++++ WORKING DATA ++++

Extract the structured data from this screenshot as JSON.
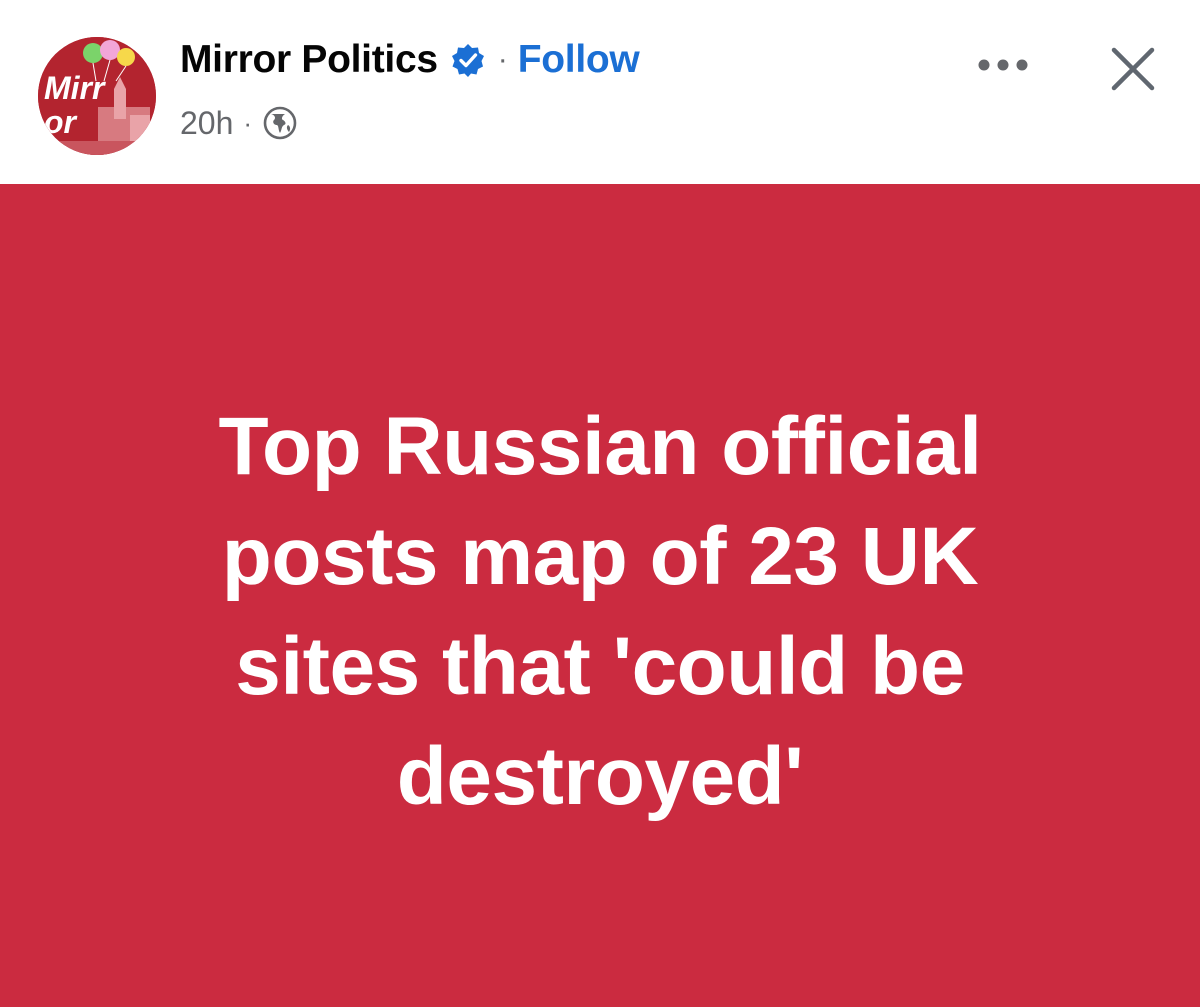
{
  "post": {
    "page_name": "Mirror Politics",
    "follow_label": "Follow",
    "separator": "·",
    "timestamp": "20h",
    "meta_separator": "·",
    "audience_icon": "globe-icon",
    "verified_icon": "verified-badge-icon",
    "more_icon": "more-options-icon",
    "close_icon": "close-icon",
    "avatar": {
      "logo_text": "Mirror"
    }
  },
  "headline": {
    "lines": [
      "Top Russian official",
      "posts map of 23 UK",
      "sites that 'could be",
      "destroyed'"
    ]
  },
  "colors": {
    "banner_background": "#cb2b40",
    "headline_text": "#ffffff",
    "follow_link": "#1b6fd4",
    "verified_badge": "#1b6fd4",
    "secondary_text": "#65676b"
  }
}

++++

WHAT TO PRODUCE
Give back each entry exactly as it appears, with no pictures.

EXERCISE OUTPUT
Extract the structured data from this screenshot as JSON.
{
  "post": {
    "page_name": "Mirror Politics",
    "follow_label": "Follow",
    "separator": "·",
    "timestamp": "20h",
    "meta_separator": "·",
    "audience_icon": "globe-icon",
    "verified_icon": "verified-badge-icon",
    "more_icon": "more-options-icon",
    "close_icon": "close-icon",
    "avatar": {
      "logo_text": "Mirror"
    }
  },
  "headline": {
    "lines": [
      "Top Russian official",
      "posts map of 23 UK",
      "sites that 'could be",
      "destroyed'"
    ]
  },
  "colors": {
    "banner_background": "#cb2b40",
    "headline_text": "#ffffff",
    "follow_link": "#1b6fd4",
    "verified_badge": "#1b6fd4",
    "secondary_text": "#65676b"
  }
}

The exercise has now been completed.